### EXERCISE PROMPT
Repeat all of the records verbatim.

### RECORDS TO USE
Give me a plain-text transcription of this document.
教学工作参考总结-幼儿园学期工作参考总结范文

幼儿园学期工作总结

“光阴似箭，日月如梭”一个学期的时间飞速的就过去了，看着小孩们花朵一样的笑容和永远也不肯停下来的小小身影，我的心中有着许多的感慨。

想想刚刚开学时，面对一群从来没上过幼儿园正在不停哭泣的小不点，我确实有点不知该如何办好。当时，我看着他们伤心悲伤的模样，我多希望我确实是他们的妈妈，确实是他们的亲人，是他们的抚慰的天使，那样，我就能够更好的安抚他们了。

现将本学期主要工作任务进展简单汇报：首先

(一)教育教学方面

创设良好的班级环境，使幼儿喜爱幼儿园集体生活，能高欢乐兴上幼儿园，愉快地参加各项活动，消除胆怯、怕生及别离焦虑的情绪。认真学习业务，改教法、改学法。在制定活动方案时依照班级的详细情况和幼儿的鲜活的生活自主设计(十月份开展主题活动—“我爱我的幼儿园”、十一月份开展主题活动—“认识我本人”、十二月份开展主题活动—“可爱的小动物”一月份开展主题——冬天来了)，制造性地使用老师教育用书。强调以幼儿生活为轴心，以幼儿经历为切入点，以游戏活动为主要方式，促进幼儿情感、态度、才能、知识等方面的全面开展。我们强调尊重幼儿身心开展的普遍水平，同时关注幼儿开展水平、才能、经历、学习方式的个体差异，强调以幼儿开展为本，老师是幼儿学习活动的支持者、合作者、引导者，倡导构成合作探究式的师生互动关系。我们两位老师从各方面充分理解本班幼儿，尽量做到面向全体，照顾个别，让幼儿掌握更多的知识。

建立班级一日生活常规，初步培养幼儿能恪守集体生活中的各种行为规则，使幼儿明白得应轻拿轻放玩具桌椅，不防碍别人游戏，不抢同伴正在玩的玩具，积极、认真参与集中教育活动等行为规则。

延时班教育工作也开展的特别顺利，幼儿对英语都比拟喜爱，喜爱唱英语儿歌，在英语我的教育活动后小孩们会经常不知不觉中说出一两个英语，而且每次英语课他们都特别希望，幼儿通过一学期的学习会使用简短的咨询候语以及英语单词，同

### ANSWER TO THIS EXERCISE
Give me a plain-text transcription of this document.
教学工作参考总结-幼儿园学期工作参考总结范文

幼儿园学期工作总结

“光阴似箭，日月如梭”一个学期的时间飞速的就过去了，看着小孩们花朵一样的笑容和永远也不肯停下来的小小身影，我的心中有着许多的感慨。

想想刚刚开学时，面对一群从来没上过幼儿园正在不停哭泣的小不点，我确实有点不知该如何办好。当时，我看着他们伤心悲伤的模样，我多希望我确实是他们的妈妈，确实是他们的亲人，是他们的抚慰的天使，那样，我就能够更好的安抚他们了。

现将本学期主要工作任务进展简单汇报：首先

(一)教育教学方面

创设良好的班级环境，使幼儿喜爱幼儿园集体生活，能高欢乐兴上幼儿园，愉快地参加各项活动，消除胆怯、怕生及别离焦虑的情绪。认真学习业务，改教法、改学法。在制定活动方案时依照班级的详细情况和幼儿的鲜活的生活自主设计(十月份开展主题活动—“我爱我的幼儿园”、十一月份开展主题活动—“认识我本人”、十二月份开展主题活动—“可爱的小动物”一月份开展主题——冬天来了)，制造性地使用老师教育用书。强调以幼儿生活为轴心，以幼儿经历为切入点，以游戏活动为主要方式，促进幼儿情感、态度、才能、知识等方面的全面开展。我们强调尊重幼儿身心开展的普遍水平，同时关注幼儿开展水平、才能、经历、学习方式的个体差异，强调以幼儿开展为本，老师是幼儿学习活动的支持者、合作者、引导者，倡导构成合作探究式的师生互动关系。我们两位老师从各方面充分理解本班幼儿，尽量做到面向全体，照顾个别，让幼儿掌握更多的知识。

建立班级一日生活常规，初步培养幼儿能恪守集体生活中的各种行为规则，使幼儿明白得应轻拿轻放玩具桌椅，不防碍别人游戏，不抢同伴正在玩的玩具，积极、认真参与集中教育活动等行为规则。

延时班教育工作也开展的特别顺利，幼儿对英语都比拟喜爱，喜爱唱英语儿歌，在英语我的教育活动后小孩们会经常不知不觉中说出一两个英语，而且每次英语课他们都特别希望，幼儿通过一学期的学习会使用简短的咨询候语以及英语单词，同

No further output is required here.